The exercise ▸
Which lines in the records below contain the word "expected"? Copy each one out.

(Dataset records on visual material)
********

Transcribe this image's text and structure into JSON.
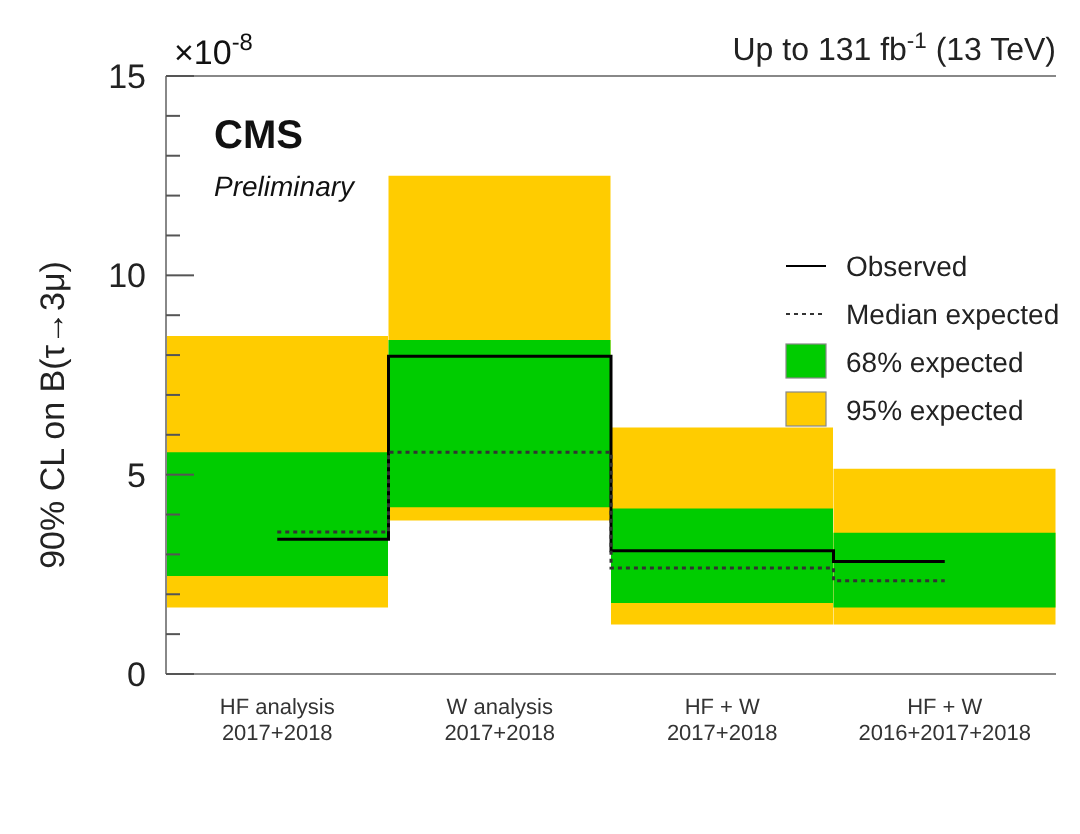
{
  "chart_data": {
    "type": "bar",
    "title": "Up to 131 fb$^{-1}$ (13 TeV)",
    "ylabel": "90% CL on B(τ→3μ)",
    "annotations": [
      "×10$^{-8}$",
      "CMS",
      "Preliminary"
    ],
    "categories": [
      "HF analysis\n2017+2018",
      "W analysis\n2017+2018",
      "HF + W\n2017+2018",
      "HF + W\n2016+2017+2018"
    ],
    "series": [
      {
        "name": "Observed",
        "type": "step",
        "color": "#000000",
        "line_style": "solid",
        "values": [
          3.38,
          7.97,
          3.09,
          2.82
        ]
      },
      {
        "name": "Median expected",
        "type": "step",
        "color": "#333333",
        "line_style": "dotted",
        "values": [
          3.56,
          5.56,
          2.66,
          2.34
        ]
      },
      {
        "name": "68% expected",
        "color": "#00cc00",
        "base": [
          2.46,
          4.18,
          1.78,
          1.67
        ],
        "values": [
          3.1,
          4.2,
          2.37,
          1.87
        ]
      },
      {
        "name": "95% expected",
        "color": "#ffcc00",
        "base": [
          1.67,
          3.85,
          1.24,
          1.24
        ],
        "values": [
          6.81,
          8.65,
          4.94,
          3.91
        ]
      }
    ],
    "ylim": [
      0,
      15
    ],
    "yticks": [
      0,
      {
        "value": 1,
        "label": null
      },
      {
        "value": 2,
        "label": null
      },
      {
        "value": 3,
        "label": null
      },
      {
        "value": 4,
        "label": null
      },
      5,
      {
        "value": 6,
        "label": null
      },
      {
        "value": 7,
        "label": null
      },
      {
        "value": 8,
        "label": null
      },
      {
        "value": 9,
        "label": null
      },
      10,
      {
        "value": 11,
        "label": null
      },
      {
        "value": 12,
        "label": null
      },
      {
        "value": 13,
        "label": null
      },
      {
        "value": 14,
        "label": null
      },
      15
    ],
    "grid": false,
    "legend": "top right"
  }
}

********

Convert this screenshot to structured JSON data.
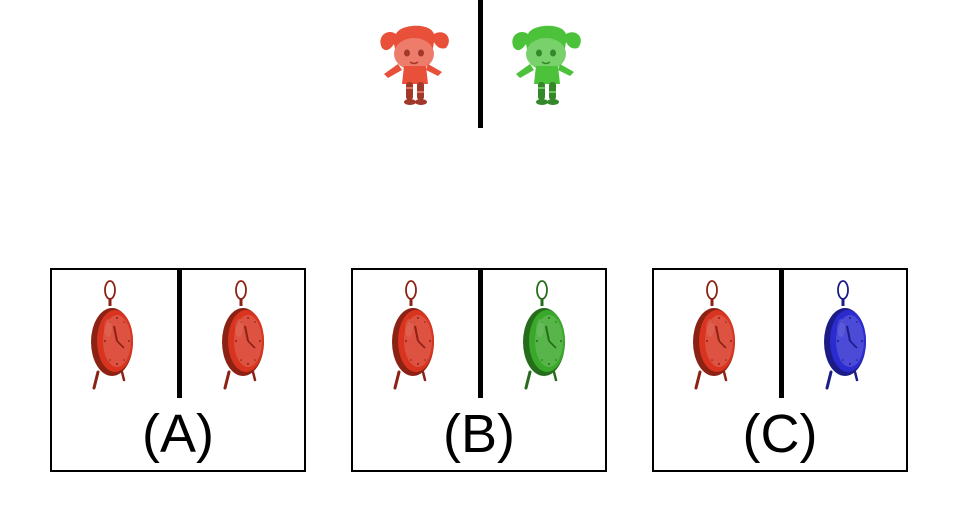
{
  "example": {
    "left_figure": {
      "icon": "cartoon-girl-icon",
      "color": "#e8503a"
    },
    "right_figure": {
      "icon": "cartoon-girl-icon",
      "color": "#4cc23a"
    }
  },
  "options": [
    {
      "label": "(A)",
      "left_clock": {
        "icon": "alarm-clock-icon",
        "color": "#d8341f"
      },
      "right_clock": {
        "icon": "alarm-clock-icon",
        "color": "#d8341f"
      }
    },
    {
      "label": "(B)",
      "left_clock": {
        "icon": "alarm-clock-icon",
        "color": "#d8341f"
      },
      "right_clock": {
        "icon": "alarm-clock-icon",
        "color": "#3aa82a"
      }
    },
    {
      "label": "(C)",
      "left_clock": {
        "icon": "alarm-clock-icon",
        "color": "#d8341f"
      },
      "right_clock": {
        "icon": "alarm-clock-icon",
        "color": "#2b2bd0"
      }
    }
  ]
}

********

Finished task ▸
        "name": "Median expected",
        "name": "68% expected",
        "name": "95% expected",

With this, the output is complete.